• Work to be completed:
Find "What text is on this page?" in the records that follow; print that line and each subsequent line through the last one, verbatim and with nothing added.

-- Records supplied start --

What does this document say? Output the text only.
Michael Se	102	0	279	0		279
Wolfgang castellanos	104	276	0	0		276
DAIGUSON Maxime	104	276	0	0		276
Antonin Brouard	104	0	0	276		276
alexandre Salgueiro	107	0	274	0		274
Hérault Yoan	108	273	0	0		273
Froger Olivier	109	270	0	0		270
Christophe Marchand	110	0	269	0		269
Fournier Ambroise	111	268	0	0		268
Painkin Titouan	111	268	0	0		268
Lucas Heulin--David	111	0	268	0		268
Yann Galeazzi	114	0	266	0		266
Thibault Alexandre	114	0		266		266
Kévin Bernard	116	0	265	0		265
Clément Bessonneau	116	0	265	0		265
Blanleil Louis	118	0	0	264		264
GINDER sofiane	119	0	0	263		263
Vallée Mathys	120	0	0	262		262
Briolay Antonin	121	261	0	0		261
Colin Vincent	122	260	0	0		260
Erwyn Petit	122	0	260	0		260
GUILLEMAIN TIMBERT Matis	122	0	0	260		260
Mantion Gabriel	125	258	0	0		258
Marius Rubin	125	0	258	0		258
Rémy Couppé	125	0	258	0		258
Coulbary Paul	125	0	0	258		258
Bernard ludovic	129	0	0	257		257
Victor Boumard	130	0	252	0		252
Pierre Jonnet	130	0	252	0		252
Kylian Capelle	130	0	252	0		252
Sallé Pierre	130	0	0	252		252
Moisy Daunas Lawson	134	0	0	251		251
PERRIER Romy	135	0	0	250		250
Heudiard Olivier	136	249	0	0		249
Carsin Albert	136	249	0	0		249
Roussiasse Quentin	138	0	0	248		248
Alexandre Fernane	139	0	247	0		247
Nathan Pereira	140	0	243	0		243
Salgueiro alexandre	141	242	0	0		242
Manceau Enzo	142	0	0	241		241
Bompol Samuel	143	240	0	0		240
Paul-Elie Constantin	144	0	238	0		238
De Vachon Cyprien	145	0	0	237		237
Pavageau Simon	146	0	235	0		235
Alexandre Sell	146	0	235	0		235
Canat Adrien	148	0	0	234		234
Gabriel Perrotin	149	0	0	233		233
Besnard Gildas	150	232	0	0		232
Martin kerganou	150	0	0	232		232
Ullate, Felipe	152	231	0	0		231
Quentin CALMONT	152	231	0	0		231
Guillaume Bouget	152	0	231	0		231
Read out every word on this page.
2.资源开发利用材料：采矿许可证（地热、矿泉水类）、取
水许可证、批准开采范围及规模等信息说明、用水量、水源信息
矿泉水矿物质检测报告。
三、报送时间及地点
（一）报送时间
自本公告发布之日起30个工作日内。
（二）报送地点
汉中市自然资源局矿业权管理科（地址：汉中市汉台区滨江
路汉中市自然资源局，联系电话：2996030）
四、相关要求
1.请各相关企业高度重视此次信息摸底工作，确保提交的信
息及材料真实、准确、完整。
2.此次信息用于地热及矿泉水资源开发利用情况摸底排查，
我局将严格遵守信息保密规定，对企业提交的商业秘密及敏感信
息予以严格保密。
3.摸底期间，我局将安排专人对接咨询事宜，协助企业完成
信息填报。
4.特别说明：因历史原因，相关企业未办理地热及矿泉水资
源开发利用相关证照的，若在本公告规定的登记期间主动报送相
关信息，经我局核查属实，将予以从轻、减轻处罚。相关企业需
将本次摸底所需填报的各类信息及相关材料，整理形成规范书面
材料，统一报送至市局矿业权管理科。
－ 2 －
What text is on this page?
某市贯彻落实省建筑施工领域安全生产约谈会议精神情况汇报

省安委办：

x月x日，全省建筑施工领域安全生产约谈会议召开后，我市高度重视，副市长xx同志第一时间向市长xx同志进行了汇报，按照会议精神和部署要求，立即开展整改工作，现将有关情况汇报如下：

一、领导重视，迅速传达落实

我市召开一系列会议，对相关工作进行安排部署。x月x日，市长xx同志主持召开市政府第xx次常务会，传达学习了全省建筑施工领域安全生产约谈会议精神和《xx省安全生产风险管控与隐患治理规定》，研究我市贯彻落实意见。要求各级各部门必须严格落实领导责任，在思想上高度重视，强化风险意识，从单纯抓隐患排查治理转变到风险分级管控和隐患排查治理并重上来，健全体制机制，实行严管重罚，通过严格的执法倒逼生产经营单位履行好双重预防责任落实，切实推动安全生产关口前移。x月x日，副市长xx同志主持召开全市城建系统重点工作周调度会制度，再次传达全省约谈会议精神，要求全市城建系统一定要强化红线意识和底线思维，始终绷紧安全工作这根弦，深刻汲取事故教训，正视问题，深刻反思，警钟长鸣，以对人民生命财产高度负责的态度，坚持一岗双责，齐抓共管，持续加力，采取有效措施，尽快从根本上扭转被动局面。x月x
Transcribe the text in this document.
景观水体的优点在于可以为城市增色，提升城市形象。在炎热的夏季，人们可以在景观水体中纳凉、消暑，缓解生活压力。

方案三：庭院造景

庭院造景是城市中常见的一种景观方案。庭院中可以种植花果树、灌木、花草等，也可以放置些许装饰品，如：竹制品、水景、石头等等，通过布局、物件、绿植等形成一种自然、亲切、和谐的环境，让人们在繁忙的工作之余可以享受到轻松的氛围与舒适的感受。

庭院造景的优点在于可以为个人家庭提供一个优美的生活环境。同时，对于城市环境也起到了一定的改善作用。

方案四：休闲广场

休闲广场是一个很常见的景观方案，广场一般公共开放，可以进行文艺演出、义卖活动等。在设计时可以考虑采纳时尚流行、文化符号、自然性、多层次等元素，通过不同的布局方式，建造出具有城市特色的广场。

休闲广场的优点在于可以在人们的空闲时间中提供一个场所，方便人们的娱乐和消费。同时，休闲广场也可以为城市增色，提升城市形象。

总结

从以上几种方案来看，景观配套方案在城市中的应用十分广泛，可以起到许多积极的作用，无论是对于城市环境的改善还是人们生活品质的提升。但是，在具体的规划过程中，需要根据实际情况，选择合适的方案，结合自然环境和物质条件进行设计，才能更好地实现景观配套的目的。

-- Records supplied end --

• Answer in full:
What text is on this page?
某市贯彻落实省建筑施工领域安全生产约谈会议精神情况汇报

省安委办：

x月x日，全省建筑施工领域安全生产约谈会议召开后，我市高度重视，副市长xx同志第一时间向市长xx同志进行了汇报，按照会议精神和部署要求，立即开展整改工作，现将有关情况汇报如下：

一、领导重视，迅速传达落实

我市召开一系列会议，对相关工作进行安排部署。x月x日，市长xx同志主持召开市政府第xx次常务会，传达学习了全省建筑施工领域安全生产约谈会议精神和《xx省安全生产风险管控与隐患治理规定》，研究我市贯彻落实意见。要求各级各部门必须严格落实领导责任，在思想上高度重视，强化风险意识，从单纯抓隐患排查治理转变到风险分级管控和隐患排查治理并重上来，健全体制机制，实行严管重罚，通过严格的执法倒逼生产经营单位履行好双重预防责任落实，切实推动安全生产关口前移。x月x日，副市长xx同志主持召开全市城建系统重点工作周调度会制度，再次传达全省约谈会议精神，要求全市城建系统一定要强化红线意识和底线思维，始终绷紧安全工作这根弦，深刻汲取事故教训，正视问题，深刻反思，警钟长鸣，以对人民生命财产高度负责的态度，坚持一岗双责，齐抓共管，持续加力，采取有效措施，尽快从根本上扭转被动局面。x月x
Transcribe the text in this document.
景观水体的优点在于可以为城市增色，提升城市形象。在炎热的夏季，人们可以在景观水体中纳凉、消暑，缓解生活压力。

方案三：庭院造景

庭院造景是城市中常见的一种景观方案。庭院中可以种植花果树、灌木、花草等，也可以放置些许装饰品，如：竹制品、水景、石头等等，通过布局、物件、绿植等形成一种自然、亲切、和谐的环境，让人们在繁忙的工作之余可以享受到轻松的氛围与舒适的感受。

庭院造景的优点在于可以为个人家庭提供一个优美的生活环境。同时，对于城市环境也起到了一定的改善作用。

方案四：休闲广场

休闲广场是一个很常见的景观方案，广场一般公共开放，可以进行文艺演出、义卖活动等。在设计时可以考虑采纳时尚流行、文化符号、自然性、多层次等元素，通过不同的布局方式，建造出具有城市特色的广场。

休闲广场的优点在于可以在人们的空闲时间中提供一个场所，方便人们的娱乐和消费。同时，休闲广场也可以为城市增色，提升城市形象。

总结

从以上几种方案来看，景观配套方案在城市中的应用十分广泛，可以起到许多积极的作用，无论是对于城市环境的改善还是人们生活品质的提升。但是，在具体的规划过程中，需要根据实际情况，选择合适的方案，结合自然环境和物质条件进行设计，才能更好地实现景观配套的目的。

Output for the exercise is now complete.